=== Listed entries ===
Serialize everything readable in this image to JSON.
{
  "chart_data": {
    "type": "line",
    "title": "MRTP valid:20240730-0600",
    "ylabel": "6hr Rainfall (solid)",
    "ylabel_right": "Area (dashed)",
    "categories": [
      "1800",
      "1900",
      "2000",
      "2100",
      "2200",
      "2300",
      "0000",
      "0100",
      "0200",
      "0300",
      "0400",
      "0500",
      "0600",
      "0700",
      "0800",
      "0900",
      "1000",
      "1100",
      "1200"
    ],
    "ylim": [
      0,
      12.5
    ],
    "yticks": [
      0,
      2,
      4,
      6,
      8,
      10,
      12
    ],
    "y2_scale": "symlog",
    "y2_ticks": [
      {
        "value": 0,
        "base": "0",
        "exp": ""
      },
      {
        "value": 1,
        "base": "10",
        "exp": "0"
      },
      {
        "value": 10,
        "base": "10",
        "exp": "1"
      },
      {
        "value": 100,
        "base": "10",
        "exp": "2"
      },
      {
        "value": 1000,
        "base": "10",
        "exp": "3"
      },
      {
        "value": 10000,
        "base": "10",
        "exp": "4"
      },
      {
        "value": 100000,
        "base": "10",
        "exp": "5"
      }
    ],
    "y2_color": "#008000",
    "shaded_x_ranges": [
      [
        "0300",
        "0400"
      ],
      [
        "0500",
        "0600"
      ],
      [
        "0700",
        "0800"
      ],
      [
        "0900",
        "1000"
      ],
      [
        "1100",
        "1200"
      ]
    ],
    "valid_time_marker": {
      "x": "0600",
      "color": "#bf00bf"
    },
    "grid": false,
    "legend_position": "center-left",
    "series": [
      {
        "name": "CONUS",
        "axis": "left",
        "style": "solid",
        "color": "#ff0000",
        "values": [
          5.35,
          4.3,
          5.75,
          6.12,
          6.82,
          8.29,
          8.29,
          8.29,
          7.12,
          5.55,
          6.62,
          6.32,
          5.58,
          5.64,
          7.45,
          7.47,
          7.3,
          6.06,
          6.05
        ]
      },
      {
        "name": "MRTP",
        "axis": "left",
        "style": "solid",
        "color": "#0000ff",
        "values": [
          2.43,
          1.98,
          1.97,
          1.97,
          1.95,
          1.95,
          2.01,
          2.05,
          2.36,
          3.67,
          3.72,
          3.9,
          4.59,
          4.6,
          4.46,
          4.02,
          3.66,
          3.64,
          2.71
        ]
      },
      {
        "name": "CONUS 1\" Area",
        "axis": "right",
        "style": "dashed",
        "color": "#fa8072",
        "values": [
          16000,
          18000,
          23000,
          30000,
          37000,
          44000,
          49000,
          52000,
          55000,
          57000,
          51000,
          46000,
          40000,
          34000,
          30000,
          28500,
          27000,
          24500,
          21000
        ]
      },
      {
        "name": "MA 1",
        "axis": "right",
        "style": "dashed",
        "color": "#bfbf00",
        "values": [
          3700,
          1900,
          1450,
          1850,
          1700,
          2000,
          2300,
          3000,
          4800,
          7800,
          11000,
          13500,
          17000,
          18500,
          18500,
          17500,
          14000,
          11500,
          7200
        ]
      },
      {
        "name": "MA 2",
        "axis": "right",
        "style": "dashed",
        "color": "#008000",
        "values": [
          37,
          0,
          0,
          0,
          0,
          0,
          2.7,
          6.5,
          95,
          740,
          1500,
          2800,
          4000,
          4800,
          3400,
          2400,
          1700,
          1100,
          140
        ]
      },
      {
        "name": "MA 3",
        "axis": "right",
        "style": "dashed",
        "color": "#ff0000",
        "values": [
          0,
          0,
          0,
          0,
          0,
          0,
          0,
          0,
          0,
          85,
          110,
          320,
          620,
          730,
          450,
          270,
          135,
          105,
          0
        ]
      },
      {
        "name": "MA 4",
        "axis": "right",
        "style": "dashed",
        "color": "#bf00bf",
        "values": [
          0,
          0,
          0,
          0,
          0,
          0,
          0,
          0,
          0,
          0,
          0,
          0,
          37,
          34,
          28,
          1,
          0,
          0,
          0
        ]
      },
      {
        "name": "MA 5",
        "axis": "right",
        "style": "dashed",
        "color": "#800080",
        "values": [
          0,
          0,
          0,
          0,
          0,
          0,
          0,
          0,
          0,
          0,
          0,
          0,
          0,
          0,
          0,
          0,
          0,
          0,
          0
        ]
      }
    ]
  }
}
===
What the task asks.
Return the listing above word for word.

Written response.
Serialize everything readable in this image to JSON.
{
  "chart_data": {
    "type": "line",
    "title": "MRTP valid:20240730-0600",
    "ylabel": "6hr Rainfall (solid)",
    "ylabel_right": "Area (dashed)",
    "categories": [
      "1800",
      "1900",
      "2000",
      "2100",
      "2200",
      "2300",
      "0000",
      "0100",
      "0200",
      "0300",
      "0400",
      "0500",
      "0600",
      "0700",
      "0800",
      "0900",
      "1000",
      "1100",
      "1200"
    ],
    "ylim": [
      0,
      12.5
    ],
    "yticks": [
      0,
      2,
      4,
      6,
      8,
      10,
      12
    ],
    "y2_scale": "symlog",
    "y2_ticks": [
      {
        "value": 0,
        "base": "0",
        "exp": ""
      },
      {
        "value": 1,
        "base": "10",
        "exp": "0"
      },
      {
        "value": 10,
        "base": "10",
        "exp": "1"
      },
      {
        "value": 100,
        "base": "10",
        "exp": "2"
      },
      {
        "value": 1000,
        "base": "10",
        "exp": "3"
      },
      {
        "value": 10000,
        "base": "10",
        "exp": "4"
      },
      {
        "value": 100000,
        "base": "10",
        "exp": "5"
      }
    ],
    "y2_color": "#008000",
    "shaded_x_ranges": [
      [
        "0300",
        "0400"
      ],
      [
        "0500",
        "0600"
      ],
      [
        "0700",
        "0800"
      ],
      [
        "0900",
        "1000"
      ],
      [
        "1100",
        "1200"
      ]
    ],
    "valid_time_marker": {
      "x": "0600",
      "color": "#bf00bf"
    },
    "grid": false,
    "legend_position": "center-left",
    "series": [
      {
        "name": "CONUS",
        "axis": "left",
        "style": "solid",
        "color": "#ff0000",
        "values": [
          5.35,
          4.3,
          5.75,
          6.12,
          6.82,
          8.29,
          8.29,
          8.29,
          7.12,
          5.55,
          6.62,
          6.32,
          5.58,
          5.64,
          7.45,
          7.47,
          7.3,
          6.06,
          6.05
        ]
      },
      {
        "name": "MRTP",
        "axis": "left",
        "style": "solid",
        "color": "#0000ff",
        "values": [
          2.43,
          1.98,
          1.97,
          1.97,
          1.95,
          1.95,
          2.01,
          2.05,
          2.36,
          3.67,
          3.72,
          3.9,
          4.59,
          4.6,
          4.46,
          4.02,
          3.66,
          3.64,
          2.71
        ]
      },
      {
        "name": "CONUS 1\" Area",
        "axis": "right",
        "style": "dashed",
        "color": "#fa8072",
        "values": [
          16000,
          18000,
          23000,
          30000,
          37000,
          44000,
          49000,
          52000,
          55000,
          57000,
          51000,
          46000,
          40000,
          34000,
          30000,
          28500,
          27000,
          24500,
          21000
        ]
      },
      {
        "name": "MA 1",
        "axis": "right",
        "style": "dashed",
        "color": "#bfbf00",
        "values": [
          3700,
          1900,
          1450,
          1850,
          1700,
          2000,
          2300,
          3000,
          4800,
          7800,
          11000,
          13500,
          17000,
          18500,
          18500,
          17500,
          14000,
          11500,
          7200
        ]
      },
      {
        "name": "MA 2",
        "axis": "right",
        "style": "dashed",
        "color": "#008000",
        "values": [
          37,
          0,
          0,
          0,
          0,
          0,
          2.7,
          6.5,
          95,
          740,
          1500,
          2800,
          4000,
          4800,
          3400,
          2400,
          1700,
          1100,
          140
        ]
      },
      {
        "name": "MA 3",
        "axis": "right",
        "style": "dashed",
        "color": "#ff0000",
        "values": [
          0,
          0,
          0,
          0,
          0,
          0,
          0,
          0,
          0,
          85,
          110,
          320,
          620,
          730,
          450,
          270,
          135,
          105,
          0
        ]
      },
      {
        "name": "MA 4",
        "axis": "right",
        "style": "dashed",
        "color": "#bf00bf",
        "values": [
          0,
          0,
          0,
          0,
          0,
          0,
          0,
          0,
          0,
          0,
          0,
          0,
          37,
          34,
          28,
          1,
          0,
          0,
          0
        ]
      },
      {
        "name": "MA 5",
        "axis": "right",
        "style": "dashed",
        "color": "#800080",
        "values": [
          0,
          0,
          0,
          0,
          0,
          0,
          0,
          0,
          0,
          0,
          0,
          0,
          0,
          0,
          0,
          0,
          0,
          0,
          0
        ]
      }
    ]
  }
}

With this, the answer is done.